** BEGIN Items **

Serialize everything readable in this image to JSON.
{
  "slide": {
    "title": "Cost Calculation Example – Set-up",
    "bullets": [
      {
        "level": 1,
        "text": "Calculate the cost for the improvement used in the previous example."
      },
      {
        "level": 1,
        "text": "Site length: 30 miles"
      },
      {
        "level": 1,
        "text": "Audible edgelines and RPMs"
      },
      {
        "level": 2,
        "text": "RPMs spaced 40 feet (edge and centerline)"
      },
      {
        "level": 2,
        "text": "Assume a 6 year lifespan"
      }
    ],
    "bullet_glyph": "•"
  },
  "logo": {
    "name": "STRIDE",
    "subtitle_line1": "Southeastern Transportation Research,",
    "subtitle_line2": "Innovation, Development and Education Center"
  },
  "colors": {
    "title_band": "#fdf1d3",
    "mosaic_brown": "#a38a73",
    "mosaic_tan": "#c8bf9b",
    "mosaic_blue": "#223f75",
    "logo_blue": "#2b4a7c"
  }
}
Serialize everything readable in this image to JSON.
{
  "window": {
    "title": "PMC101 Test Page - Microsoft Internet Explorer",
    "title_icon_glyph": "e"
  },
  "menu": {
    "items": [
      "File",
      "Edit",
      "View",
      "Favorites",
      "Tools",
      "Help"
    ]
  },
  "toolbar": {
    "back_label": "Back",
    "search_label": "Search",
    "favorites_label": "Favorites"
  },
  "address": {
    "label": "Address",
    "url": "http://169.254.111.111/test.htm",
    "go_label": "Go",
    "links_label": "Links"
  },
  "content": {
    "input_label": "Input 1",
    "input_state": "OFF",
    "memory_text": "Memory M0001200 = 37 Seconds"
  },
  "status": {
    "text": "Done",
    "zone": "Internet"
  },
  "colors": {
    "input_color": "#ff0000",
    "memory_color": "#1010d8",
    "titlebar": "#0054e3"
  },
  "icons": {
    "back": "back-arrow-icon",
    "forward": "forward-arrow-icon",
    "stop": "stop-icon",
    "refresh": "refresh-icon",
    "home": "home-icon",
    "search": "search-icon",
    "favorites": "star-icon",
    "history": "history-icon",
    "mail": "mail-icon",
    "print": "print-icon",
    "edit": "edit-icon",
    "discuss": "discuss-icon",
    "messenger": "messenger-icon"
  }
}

** END Items **

=== Job ===
Word for word, write out the data.

=== Solution ===
Serialize everything readable in this image to JSON.
{
  "slide": {
    "title": "Cost Calculation Example – Set-up",
    "bullets": [
      {
        "level": 1,
        "text": "Calculate the cost for the improvement used in the previous example."
      },
      {
        "level": 1,
        "text": "Site length: 30 miles"
      },
      {
        "level": 1,
        "text": "Audible edgelines and RPMs"
      },
      {
        "level": 2,
        "text": "RPMs spaced 40 feet (edge and centerline)"
      },
      {
        "level": 2,
        "text": "Assume a 6 year lifespan"
      }
    ],
    "bullet_glyph": "•"
  },
  "logo": {
    "name": "STRIDE",
    "subtitle_line1": "Southeastern Transportation Research,",
    "subtitle_line2": "Innovation, Development and Education Center"
  },
  "colors": {
    "title_band": "#fdf1d3",
    "mosaic_brown": "#a38a73",
    "mosaic_tan": "#c8bf9b",
    "mosaic_blue": "#223f75",
    "logo_blue": "#2b4a7c"
  }
}
Serialize everything readable in this image to JSON.
{
  "window": {
    "title": "PMC101 Test Page - Microsoft Internet Explorer",
    "title_icon_glyph": "e"
  },
  "menu": {
    "items": [
      "File",
      "Edit",
      "View",
      "Favorites",
      "Tools",
      "Help"
    ]
  },
  "toolbar": {
    "back_label": "Back",
    "search_label": "Search",
    "favorites_label": "Favorites"
  },
  "address": {
    "label": "Address",
    "url": "http://169.254.111.111/test.htm",
    "go_label": "Go",
    "links_label": "Links"
  },
  "content": {
    "input_label": "Input 1",
    "input_state": "OFF",
    "memory_text": "Memory M0001200 = 37 Seconds"
  },
  "status": {
    "text": "Done",
    "zone": "Internet"
  },
  "colors": {
    "input_color": "#ff0000",
    "memory_color": "#1010d8",
    "titlebar": "#0054e3"
  },
  "icons": {
    "back": "back-arrow-icon",
    "forward": "forward-arrow-icon",
    "stop": "stop-icon",
    "refresh": "refresh-icon",
    "home": "home-icon",
    "search": "search-icon",
    "favorites": "star-icon",
    "history": "history-icon",
    "mail": "mail-icon",
    "print": "print-icon",
    "edit": "edit-icon",
    "discuss": "discuss-icon",
    "messenger": "messenger-icon"
  }
}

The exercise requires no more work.